--- Begin ---
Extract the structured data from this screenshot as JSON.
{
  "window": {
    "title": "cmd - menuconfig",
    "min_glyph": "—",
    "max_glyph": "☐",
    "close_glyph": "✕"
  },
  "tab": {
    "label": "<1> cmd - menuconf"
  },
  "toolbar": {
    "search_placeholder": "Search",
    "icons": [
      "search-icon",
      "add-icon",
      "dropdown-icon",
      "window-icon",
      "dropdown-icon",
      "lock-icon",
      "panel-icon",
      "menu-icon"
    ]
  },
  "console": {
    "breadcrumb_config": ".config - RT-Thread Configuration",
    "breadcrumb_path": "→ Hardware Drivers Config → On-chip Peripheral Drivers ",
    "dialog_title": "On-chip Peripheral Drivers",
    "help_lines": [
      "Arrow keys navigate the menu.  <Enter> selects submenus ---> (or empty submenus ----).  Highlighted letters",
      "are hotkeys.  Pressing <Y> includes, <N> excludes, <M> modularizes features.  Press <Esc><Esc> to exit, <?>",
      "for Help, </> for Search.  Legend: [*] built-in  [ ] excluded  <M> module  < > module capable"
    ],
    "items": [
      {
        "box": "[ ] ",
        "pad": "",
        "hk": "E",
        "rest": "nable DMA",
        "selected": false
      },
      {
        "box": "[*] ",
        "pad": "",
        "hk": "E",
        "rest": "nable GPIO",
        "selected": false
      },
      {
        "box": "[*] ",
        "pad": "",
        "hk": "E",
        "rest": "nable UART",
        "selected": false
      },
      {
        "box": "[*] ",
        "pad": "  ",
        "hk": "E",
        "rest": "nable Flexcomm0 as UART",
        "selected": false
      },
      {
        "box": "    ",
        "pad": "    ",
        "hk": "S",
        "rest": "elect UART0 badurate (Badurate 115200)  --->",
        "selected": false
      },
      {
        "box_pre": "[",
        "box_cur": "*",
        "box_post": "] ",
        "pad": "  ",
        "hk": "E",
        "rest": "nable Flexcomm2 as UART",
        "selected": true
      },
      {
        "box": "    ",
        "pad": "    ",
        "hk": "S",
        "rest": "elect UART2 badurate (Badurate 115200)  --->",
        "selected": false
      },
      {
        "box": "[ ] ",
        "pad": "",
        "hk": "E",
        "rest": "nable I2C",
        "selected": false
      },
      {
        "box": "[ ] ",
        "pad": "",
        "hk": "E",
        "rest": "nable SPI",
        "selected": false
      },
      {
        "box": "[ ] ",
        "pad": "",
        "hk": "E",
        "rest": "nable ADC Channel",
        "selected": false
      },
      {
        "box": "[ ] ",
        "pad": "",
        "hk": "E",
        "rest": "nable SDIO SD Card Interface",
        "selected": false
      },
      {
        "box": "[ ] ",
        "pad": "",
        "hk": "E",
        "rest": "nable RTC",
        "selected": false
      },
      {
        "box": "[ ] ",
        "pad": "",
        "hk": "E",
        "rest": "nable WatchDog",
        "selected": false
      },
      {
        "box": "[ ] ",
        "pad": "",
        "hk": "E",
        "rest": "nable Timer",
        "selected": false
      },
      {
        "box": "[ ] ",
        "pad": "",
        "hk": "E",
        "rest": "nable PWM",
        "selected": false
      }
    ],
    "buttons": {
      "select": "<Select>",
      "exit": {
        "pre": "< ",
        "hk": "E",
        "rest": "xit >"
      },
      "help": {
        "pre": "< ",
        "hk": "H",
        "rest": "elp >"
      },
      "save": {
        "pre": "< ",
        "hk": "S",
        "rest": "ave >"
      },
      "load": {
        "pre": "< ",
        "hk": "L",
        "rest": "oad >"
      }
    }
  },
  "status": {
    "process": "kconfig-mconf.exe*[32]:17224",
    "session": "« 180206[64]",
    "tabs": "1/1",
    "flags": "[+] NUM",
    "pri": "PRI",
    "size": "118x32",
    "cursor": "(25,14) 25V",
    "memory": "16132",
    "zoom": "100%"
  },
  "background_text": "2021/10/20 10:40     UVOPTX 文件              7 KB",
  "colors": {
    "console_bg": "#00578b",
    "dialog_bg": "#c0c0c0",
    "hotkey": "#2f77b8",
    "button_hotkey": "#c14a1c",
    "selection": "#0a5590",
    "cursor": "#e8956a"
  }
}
--- End ---
WHAT NEEDS TO BE DONE: Return the lines above exactly, keeping every word.

ANSWER BELOW:
Extract the structured data from this screenshot as JSON.
{
  "window": {
    "title": "cmd - menuconfig",
    "min_glyph": "—",
    "max_glyph": "☐",
    "close_glyph": "✕"
  },
  "tab": {
    "label": "<1> cmd - menuconf"
  },
  "toolbar": {
    "search_placeholder": "Search",
    "icons": [
      "search-icon",
      "add-icon",
      "dropdown-icon",
      "window-icon",
      "dropdown-icon",
      "lock-icon",
      "panel-icon",
      "menu-icon"
    ]
  },
  "console": {
    "breadcrumb_config": ".config - RT-Thread Configuration",
    "breadcrumb_path": "→ Hardware Drivers Config → On-chip Peripheral Drivers ",
    "dialog_title": "On-chip Peripheral Drivers",
    "help_lines": [
      "Arrow keys navigate the menu.  <Enter> selects submenus ---> (or empty submenus ----).  Highlighted letters",
      "are hotkeys.  Pressing <Y> includes, <N> excludes, <M> modularizes features.  Press <Esc><Esc> to exit, <?>",
      "for Help, </> for Search.  Legend: [*] built-in  [ ] excluded  <M> module  < > module capable"
    ],
    "items": [
      {
        "box": "[ ] ",
        "pad": "",
        "hk": "E",
        "rest": "nable DMA",
        "selected": false
      },
      {
        "box": "[*] ",
        "pad": "",
        "hk": "E",
        "rest": "nable GPIO",
        "selected": false
      },
      {
        "box": "[*] ",
        "pad": "",
        "hk": "E",
        "rest": "nable UART",
        "selected": false
      },
      {
        "box": "[*] ",
        "pad": "  ",
        "hk": "E",
        "rest": "nable Flexcomm0 as UART",
        "selected": false
      },
      {
        "box": "    ",
        "pad": "    ",
        "hk": "S",
        "rest": "elect UART0 badurate (Badurate 115200)  --->",
        "selected": false
      },
      {
        "box_pre": "[",
        "box_cur": "*",
        "box_post": "] ",
        "pad": "  ",
        "hk": "E",
        "rest": "nable Flexcomm2 as UART",
        "selected": true
      },
      {
        "box": "    ",
        "pad": "    ",
        "hk": "S",
        "rest": "elect UART2 badurate (Badurate 115200)  --->",
        "selected": false
      },
      {
        "box": "[ ] ",
        "pad": "",
        "hk": "E",
        "rest": "nable I2C",
        "selected": false
      },
      {
        "box": "[ ] ",
        "pad": "",
        "hk": "E",
        "rest": "nable SPI",
        "selected": false
      },
      {
        "box": "[ ] ",
        "pad": "",
        "hk": "E",
        "rest": "nable ADC Channel",
        "selected": false
      },
      {
        "box": "[ ] ",
        "pad": "",
        "hk": "E",
        "rest": "nable SDIO SD Card Interface",
        "selected": false
      },
      {
        "box": "[ ] ",
        "pad": "",
        "hk": "E",
        "rest": "nable RTC",
        "selected": false
      },
      {
        "box": "[ ] ",
        "pad": "",
        "hk": "E",
        "rest": "nable WatchDog",
        "selected": false
      },
      {
        "box": "[ ] ",
        "pad": "",
        "hk": "E",
        "rest": "nable Timer",
        "selected": false
      },
      {
        "box": "[ ] ",
        "pad": "",
        "hk": "E",
        "rest": "nable PWM",
        "selected": false
      }
    ],
    "buttons": {
      "select": "<Select>",
      "exit": {
        "pre": "< ",
        "hk": "E",
        "rest": "xit >"
      },
      "help": {
        "pre": "< ",
        "hk": "H",
        "rest": "elp >"
      },
      "save": {
        "pre": "< ",
        "hk": "S",
        "rest": "ave >"
      },
      "load": {
        "pre": "< ",
        "hk": "L",
        "rest": "oad >"
      }
    }
  },
  "status": {
    "process": "kconfig-mconf.exe*[32]:17224",
    "session": "« 180206[64]",
    "tabs": "1/1",
    "flags": "[+] NUM",
    "pri": "PRI",
    "size": "118x32",
    "cursor": "(25,14) 25V",
    "memory": "16132",
    "zoom": "100%"
  },
  "background_text": "2021/10/20 10:40     UVOPTX 文件              7 KB",
  "colors": {
    "console_bg": "#00578b",
    "dialog_bg": "#c0c0c0",
    "hotkey": "#2f77b8",
    "button_hotkey": "#c14a1c",
    "selection": "#0a5590",
    "cursor": "#e8956a"
  }
}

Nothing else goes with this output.